▶ _Spatial layout entries_:
— START —

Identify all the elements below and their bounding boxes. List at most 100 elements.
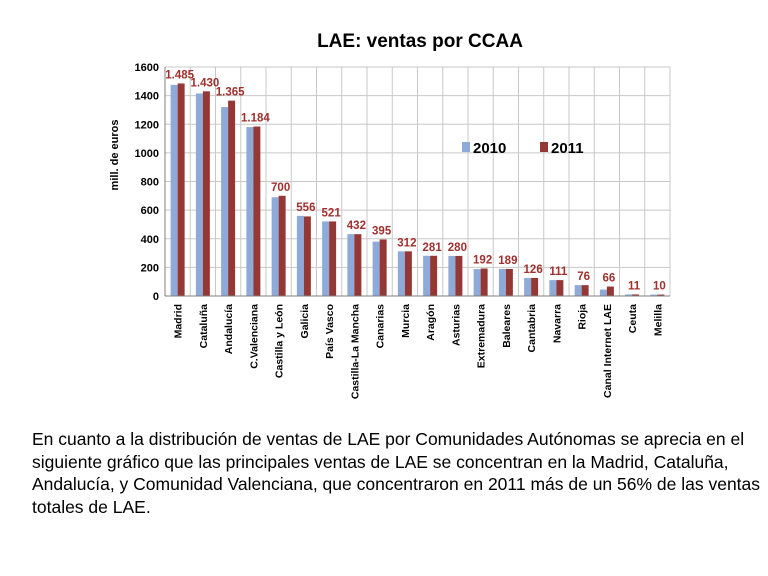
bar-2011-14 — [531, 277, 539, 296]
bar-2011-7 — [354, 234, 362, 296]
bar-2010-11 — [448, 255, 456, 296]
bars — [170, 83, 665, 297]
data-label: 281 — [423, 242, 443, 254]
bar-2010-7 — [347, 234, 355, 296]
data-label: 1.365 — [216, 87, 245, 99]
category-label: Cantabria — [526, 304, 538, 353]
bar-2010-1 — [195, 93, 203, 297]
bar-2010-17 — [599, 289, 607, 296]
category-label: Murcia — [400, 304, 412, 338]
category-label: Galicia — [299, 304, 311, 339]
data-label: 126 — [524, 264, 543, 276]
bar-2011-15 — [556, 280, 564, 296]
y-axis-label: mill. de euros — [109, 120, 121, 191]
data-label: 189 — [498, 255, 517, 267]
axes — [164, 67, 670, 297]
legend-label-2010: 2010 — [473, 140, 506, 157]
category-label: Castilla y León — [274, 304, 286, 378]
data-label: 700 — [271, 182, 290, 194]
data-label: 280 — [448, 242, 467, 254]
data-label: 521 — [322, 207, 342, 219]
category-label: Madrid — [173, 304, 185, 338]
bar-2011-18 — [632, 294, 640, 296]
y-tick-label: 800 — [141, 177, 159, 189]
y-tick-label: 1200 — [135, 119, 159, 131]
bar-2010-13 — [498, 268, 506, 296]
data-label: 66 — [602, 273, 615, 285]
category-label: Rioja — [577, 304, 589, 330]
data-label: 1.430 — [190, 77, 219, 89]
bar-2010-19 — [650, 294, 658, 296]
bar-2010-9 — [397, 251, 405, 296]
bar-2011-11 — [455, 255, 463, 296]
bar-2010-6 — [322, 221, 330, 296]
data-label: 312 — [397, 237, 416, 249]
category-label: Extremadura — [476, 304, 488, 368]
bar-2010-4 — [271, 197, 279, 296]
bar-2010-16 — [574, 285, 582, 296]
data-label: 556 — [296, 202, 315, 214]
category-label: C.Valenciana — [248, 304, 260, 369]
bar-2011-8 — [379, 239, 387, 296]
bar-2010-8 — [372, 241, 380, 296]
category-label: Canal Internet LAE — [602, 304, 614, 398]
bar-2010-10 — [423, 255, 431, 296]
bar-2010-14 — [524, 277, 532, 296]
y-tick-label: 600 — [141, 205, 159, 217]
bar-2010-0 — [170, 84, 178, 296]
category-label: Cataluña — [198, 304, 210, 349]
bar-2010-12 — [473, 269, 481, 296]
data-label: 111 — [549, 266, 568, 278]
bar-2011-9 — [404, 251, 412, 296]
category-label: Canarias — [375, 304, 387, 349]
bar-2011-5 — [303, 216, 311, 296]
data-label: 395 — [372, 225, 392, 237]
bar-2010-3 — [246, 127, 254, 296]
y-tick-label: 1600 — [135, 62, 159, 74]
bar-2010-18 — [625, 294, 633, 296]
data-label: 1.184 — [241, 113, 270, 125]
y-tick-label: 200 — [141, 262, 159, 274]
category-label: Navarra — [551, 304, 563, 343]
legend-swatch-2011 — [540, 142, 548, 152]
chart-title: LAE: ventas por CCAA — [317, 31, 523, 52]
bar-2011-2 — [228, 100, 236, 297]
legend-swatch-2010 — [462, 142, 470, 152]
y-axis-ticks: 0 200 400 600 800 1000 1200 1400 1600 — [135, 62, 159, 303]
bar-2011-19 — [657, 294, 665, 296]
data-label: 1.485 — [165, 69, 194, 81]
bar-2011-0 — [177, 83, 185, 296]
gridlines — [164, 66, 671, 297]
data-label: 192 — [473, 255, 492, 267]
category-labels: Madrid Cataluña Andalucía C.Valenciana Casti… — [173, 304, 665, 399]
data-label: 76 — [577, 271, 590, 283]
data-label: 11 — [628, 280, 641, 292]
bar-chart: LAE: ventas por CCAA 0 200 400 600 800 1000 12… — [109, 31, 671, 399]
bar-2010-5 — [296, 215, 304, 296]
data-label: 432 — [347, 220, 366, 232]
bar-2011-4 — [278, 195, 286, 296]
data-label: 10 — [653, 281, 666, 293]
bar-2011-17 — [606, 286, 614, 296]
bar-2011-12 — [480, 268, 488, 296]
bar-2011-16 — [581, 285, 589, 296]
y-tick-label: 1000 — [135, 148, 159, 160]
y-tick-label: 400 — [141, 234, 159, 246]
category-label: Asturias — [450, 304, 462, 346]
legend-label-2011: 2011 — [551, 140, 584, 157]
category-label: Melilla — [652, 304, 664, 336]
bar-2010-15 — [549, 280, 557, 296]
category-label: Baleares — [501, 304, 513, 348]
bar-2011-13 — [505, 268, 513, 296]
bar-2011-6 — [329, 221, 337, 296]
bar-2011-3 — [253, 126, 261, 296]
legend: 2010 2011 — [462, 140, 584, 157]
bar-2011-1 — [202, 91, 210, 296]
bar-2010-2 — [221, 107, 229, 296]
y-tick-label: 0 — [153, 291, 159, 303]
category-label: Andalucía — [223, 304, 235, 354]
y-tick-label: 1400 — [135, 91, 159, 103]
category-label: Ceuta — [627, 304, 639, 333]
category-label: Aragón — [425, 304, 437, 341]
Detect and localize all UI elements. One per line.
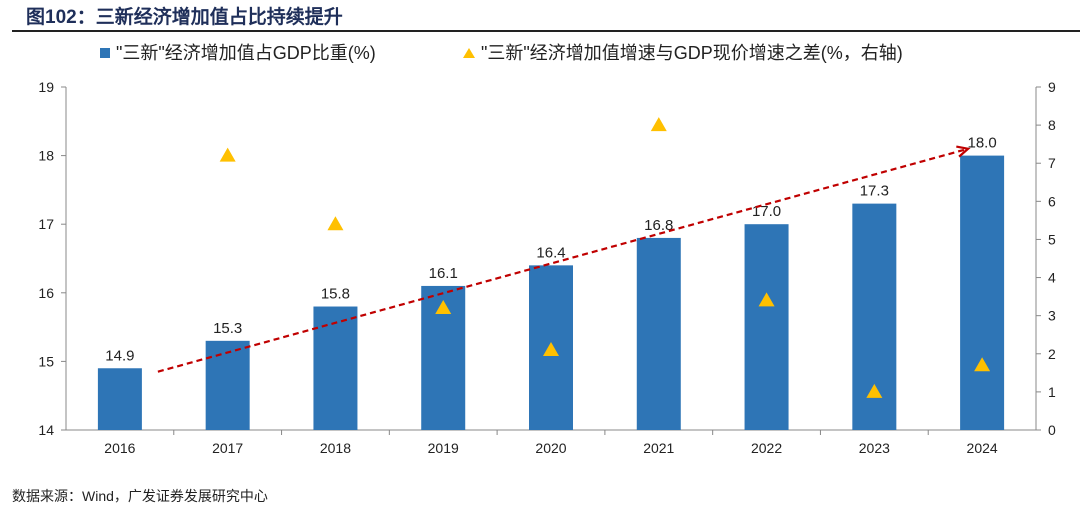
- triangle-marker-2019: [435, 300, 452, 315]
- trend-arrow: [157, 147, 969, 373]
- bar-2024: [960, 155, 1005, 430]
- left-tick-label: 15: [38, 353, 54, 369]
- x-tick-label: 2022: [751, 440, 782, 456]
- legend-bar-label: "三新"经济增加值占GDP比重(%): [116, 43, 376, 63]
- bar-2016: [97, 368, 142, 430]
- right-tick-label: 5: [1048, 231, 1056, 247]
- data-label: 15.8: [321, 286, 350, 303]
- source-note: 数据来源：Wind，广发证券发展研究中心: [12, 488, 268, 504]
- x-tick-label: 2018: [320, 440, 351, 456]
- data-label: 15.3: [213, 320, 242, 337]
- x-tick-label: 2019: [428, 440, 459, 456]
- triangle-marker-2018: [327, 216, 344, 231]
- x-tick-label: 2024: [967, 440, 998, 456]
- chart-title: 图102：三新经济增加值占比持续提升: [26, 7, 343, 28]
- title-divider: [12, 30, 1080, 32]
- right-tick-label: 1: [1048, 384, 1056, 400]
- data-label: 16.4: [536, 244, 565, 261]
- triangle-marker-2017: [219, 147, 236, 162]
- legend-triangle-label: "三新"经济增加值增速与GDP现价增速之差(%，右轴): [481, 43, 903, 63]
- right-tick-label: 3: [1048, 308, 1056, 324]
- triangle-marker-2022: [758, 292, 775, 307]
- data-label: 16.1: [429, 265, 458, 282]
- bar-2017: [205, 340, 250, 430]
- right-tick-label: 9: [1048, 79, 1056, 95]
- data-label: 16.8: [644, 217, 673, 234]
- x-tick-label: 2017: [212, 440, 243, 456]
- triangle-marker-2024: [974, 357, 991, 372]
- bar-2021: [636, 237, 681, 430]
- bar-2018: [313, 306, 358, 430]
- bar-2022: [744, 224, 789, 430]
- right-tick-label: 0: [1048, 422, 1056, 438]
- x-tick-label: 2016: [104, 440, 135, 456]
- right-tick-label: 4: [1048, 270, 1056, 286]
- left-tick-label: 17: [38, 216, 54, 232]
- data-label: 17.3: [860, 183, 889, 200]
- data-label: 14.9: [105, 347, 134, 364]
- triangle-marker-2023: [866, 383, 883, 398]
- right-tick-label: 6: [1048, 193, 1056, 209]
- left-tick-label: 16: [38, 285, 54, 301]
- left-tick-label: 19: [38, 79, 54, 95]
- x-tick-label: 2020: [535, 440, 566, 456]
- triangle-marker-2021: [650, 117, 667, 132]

— END —

▶ _EXERCISE BRIEF_: Could you copy the spatial layout entries above verbatim, leaving the pictures out?

▶ _OUTPUT OF THE TASK_:
Identify all the elements below and their bounding boxes. List at most 100 elements.
bar-2011-14 — [531, 277, 539, 296]
bar-2011-7 — [354, 234, 362, 296]
bar-2010-11 — [448, 255, 456, 296]
bars — [170, 83, 665, 297]
data-label: 281 — [423, 242, 443, 254]
bar-2010-7 — [347, 234, 355, 296]
data-label: 1.365 — [216, 87, 245, 99]
category-label: Cantabria — [526, 304, 538, 353]
bar-2010-1 — [195, 93, 203, 297]
bar-2010-17 — [599, 289, 607, 296]
category-label: Murcia — [400, 304, 412, 338]
category-label: Galicia — [299, 304, 311, 339]
data-label: 126 — [524, 264, 543, 276]
bar-2011-15 — [556, 280, 564, 296]
y-axis-label: mill. de euros — [109, 120, 121, 191]
data-label: 189 — [498, 255, 517, 267]
axes — [164, 67, 670, 297]
legend-label-2010: 2010 — [473, 140, 506, 157]
category-label: Castilla y León — [274, 304, 286, 378]
data-label: 700 — [271, 182, 290, 194]
data-label: 280 — [448, 242, 467, 254]
data-label: 521 — [322, 207, 342, 219]
category-label: Madrid — [173, 304, 185, 338]
bar-2011-18 — [632, 294, 640, 296]
y-tick-label: 800 — [141, 177, 159, 189]
y-tick-label: 1200 — [135, 119, 159, 131]
bar-2010-13 — [498, 268, 506, 296]
data-label: 66 — [602, 273, 615, 285]
category-label: Rioja — [577, 304, 589, 330]
data-label: 1.430 — [190, 77, 219, 89]
bar-2010-19 — [650, 294, 658, 296]
bar-2010-9 — [397, 251, 405, 296]
bar-2011-11 — [455, 255, 463, 296]
bar-2010-6 — [322, 221, 330, 296]
data-label: 312 — [397, 237, 416, 249]
category-label: Extremadura — [476, 304, 488, 368]
bar-2010-4 — [271, 197, 279, 296]
bar-2010-16 — [574, 285, 582, 296]
data-label: 556 — [296, 202, 315, 214]
category-label: C.Valenciana — [248, 304, 260, 369]
bar-2011-8 — [379, 239, 387, 296]
bar-2010-8 — [372, 241, 380, 296]
category-label: Canal Internet LAE — [602, 304, 614, 398]
bar-2010-10 — [423, 255, 431, 296]
bar-2010-14 — [524, 277, 532, 296]
y-tick-label: 600 — [141, 205, 159, 217]
bar-2010-0 — [170, 84, 178, 296]
category-label: Cataluña — [198, 304, 210, 349]
bar-2010-12 — [473, 269, 481, 296]
data-label: 111 — [549, 266, 568, 278]
bar-2011-9 — [404, 251, 412, 296]
category-label: Canarias — [375, 304, 387, 349]
bar-2011-5 — [303, 216, 311, 296]
data-label: 395 — [372, 225, 392, 237]
bar-2010-3 — [246, 127, 254, 296]
y-tick-label: 1600 — [135, 62, 159, 74]
bar-2010-18 — [625, 294, 633, 296]
data-label: 1.184 — [241, 113, 270, 125]
y-tick-label: 200 — [141, 262, 159, 274]
category-label: Navarra — [551, 304, 563, 343]
legend-swatch-2011 — [540, 142, 548, 152]
chart-title: LAE: ventas por CCAA — [317, 31, 523, 52]
bar-2011-2 — [228, 100, 236, 297]
legend-swatch-2010 — [462, 142, 470, 152]
y-axis-ticks: 0 200 400 600 800 1000 1200 1400 1600 — [135, 62, 159, 303]
bar-2011-19 — [657, 294, 665, 296]
data-label: 1.485 — [165, 69, 194, 81]
bar-2011-0 — [177, 83, 185, 296]
gridlines — [164, 66, 671, 297]
data-label: 192 — [473, 255, 492, 267]
category-labels: Madrid Cataluña Andalucía C.Valenciana Casti… — [173, 304, 665, 399]
data-label: 76 — [577, 271, 590, 283]
data-label: 11 — [628, 280, 641, 292]
bar-chart: LAE: ventas por CCAA 0 200 400 600 800 1000 12… — [109, 31, 671, 399]
bar-2010-5 — [296, 215, 304, 296]
data-label: 432 — [347, 220, 366, 232]
bar-2011-4 — [278, 195, 286, 296]
data-label: 10 — [653, 281, 666, 293]
bar-2011-17 — [606, 286, 614, 296]
bar-2011-12 — [480, 268, 488, 296]
bar-2011-16 — [581, 285, 589, 296]
y-tick-label: 1000 — [135, 148, 159, 160]
y-tick-label: 400 — [141, 234, 159, 246]
category-label: Asturias — [450, 304, 462, 346]
legend-label-2011: 2011 — [551, 140, 584, 157]
category-label: Melilla — [652, 304, 664, 336]
bar-2010-15 — [549, 280, 557, 296]
category-label: Baleares — [501, 304, 513, 348]
bar-2011-13 — [505, 268, 513, 296]
bar-2011-6 — [329, 221, 337, 296]
bar-2011-3 — [253, 126, 261, 296]
legend: 2010 2011 — [462, 140, 584, 157]
bar-2011-1 — [202, 91, 210, 296]
bar-2010-2 — [221, 107, 229, 296]
y-tick-label: 0 — [153, 291, 159, 303]
category-label: Andalucía — [223, 304, 235, 354]
y-tick-label: 1400 — [135, 91, 159, 103]
category-label: Ceuta — [627, 304, 639, 333]
category-label: Aragón — [425, 304, 437, 341]
Detect and localize all UI elements. One per line.
- triangle-marker-2019: [435, 300, 452, 315]
- trend-arrow: [157, 147, 969, 373]
- bar-2024: [960, 155, 1005, 430]
- left-tick-label: 15: [38, 353, 54, 369]
- x-tick-label: 2022: [751, 440, 782, 456]
- legend-bar-label: "三新"经济增加值占GDP比重(%): [116, 43, 376, 63]
- bar-2016: [97, 368, 142, 430]
- right-tick-label: 5: [1048, 231, 1056, 247]
- data-label: 15.8: [321, 286, 350, 303]
- source-note: 数据来源：Wind，广发证券发展研究中心: [12, 488, 268, 504]
- x-tick-label: 2018: [320, 440, 351, 456]
- data-label: 15.3: [213, 320, 242, 337]
- x-tick-label: 2019: [428, 440, 459, 456]
- triangle-marker-2018: [327, 216, 344, 231]
- x-tick-label: 2024: [967, 440, 998, 456]
- chart-title: 图102：三新经济增加值占比持续提升: [26, 7, 343, 28]
- title-divider: [12, 30, 1080, 32]
- right-tick-label: 1: [1048, 384, 1056, 400]
- data-label: 16.4: [536, 244, 565, 261]
- triangle-marker-2017: [219, 147, 236, 162]
- legend-triangle-label: "三新"经济增加值增速与GDP现价增速之差(%，右轴): [481, 43, 903, 63]
- right-tick-label: 3: [1048, 308, 1056, 324]
- triangle-marker-2022: [758, 292, 775, 307]
- data-label: 16.1: [429, 265, 458, 282]
- bar-2017: [205, 340, 250, 430]
- right-tick-label: 9: [1048, 79, 1056, 95]
- data-label: 16.8: [644, 217, 673, 234]
- x-tick-label: 2017: [212, 440, 243, 456]
- triangle-marker-2024: [974, 357, 991, 372]
- bar-2021: [636, 237, 681, 430]
- bar-2018: [313, 306, 358, 430]
- bar-2022: [744, 224, 789, 430]
- right-tick-label: 0: [1048, 422, 1056, 438]
- x-tick-label: 2016: [104, 440, 135, 456]
- right-tick-label: 4: [1048, 270, 1056, 286]
- left-tick-label: 17: [38, 216, 54, 232]
- data-label: 17.3: [860, 183, 889, 200]
- data-label: 14.9: [105, 347, 134, 364]
- triangle-marker-2023: [866, 383, 883, 398]
- right-tick-label: 6: [1048, 193, 1056, 209]
- left-tick-label: 16: [38, 285, 54, 301]
- left-tick-label: 19: [38, 79, 54, 95]
- x-tick-label: 2020: [535, 440, 566, 456]
- triangle-marker-2021: [650, 117, 667, 132]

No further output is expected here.